▶ [Task instructions]: Copy the entries from the start through the line that contains "window-title: Changer de", switching every "Bibliography" to "References" and leaving everything else unchanged.

Layout coordinate data:
######

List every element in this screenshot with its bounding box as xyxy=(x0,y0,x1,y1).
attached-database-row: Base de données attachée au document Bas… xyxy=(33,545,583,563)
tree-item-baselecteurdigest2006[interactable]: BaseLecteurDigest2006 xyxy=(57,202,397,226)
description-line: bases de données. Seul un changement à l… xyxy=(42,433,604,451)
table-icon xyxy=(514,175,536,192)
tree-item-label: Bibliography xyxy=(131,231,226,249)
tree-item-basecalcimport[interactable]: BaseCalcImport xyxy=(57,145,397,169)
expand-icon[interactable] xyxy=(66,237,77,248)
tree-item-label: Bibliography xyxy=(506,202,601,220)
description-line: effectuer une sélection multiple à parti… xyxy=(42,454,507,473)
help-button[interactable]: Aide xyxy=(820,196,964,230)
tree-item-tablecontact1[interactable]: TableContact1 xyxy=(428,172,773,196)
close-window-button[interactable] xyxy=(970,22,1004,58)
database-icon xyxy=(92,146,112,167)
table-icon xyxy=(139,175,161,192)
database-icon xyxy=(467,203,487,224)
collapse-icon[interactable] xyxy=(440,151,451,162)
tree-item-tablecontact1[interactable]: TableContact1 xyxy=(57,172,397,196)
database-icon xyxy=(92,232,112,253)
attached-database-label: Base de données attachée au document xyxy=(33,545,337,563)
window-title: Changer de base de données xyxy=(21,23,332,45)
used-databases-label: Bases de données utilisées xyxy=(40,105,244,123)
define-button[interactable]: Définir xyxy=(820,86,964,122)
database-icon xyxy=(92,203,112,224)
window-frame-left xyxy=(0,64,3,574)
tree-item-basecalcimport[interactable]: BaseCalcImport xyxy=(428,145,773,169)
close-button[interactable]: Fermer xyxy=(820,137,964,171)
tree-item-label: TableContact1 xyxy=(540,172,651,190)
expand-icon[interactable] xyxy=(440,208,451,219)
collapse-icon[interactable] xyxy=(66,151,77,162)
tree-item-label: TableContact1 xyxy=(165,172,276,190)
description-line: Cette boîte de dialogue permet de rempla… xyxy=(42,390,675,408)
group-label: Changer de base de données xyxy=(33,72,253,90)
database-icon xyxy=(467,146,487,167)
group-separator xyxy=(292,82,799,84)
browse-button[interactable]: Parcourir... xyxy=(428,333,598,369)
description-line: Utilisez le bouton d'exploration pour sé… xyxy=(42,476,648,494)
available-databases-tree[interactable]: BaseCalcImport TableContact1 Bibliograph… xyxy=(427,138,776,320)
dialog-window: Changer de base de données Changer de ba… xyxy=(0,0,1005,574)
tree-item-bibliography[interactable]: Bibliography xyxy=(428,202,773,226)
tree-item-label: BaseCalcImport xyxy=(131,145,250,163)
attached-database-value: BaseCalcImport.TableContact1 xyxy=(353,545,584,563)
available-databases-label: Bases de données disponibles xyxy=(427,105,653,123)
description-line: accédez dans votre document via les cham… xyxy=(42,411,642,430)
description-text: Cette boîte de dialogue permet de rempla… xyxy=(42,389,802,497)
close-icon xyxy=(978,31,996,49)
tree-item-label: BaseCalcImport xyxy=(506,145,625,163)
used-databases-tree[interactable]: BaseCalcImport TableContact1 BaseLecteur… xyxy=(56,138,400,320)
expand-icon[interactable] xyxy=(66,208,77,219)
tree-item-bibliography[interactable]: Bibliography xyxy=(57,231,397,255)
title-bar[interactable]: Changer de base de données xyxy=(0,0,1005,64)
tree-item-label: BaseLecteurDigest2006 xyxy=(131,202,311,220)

######

▶ [Written answer]:
List every element in this screenshot with its bounding box as xyxy=(x0,y0,x1,y1).
attached-database-row: Base de données attachée au document Bas… xyxy=(33,545,583,563)
tree-item-baselecteurdigest2006[interactable]: BaseLecteurDigest2006 xyxy=(57,202,397,226)
description-line: bases de données. Seul un changement à l… xyxy=(42,433,604,451)
table-icon xyxy=(514,175,536,192)
tree-item-label: References xyxy=(131,231,226,249)
tree-item-basecalcimport[interactable]: BaseCalcImport xyxy=(57,145,397,169)
expand-icon[interactable] xyxy=(66,237,77,248)
tree-item-label: References xyxy=(506,202,601,220)
description-line: effectuer une sélection multiple à parti… xyxy=(42,454,507,473)
help-button[interactable]: Aide xyxy=(820,196,964,230)
tree-item-tablecontact1[interactable]: TableContact1 xyxy=(428,172,773,196)
close-window-button[interactable] xyxy=(970,22,1004,58)
database-icon xyxy=(92,146,112,167)
table-icon xyxy=(139,175,161,192)
database-icon xyxy=(467,203,487,224)
collapse-icon[interactable] xyxy=(440,151,451,162)
tree-item-tablecontact1[interactable]: TableContact1 xyxy=(57,172,397,196)
database-icon xyxy=(92,232,112,253)
attached-database-label: Base de données attachée au document xyxy=(33,545,337,563)
window-title: Changer de base de données xyxy=(21,23,332,45)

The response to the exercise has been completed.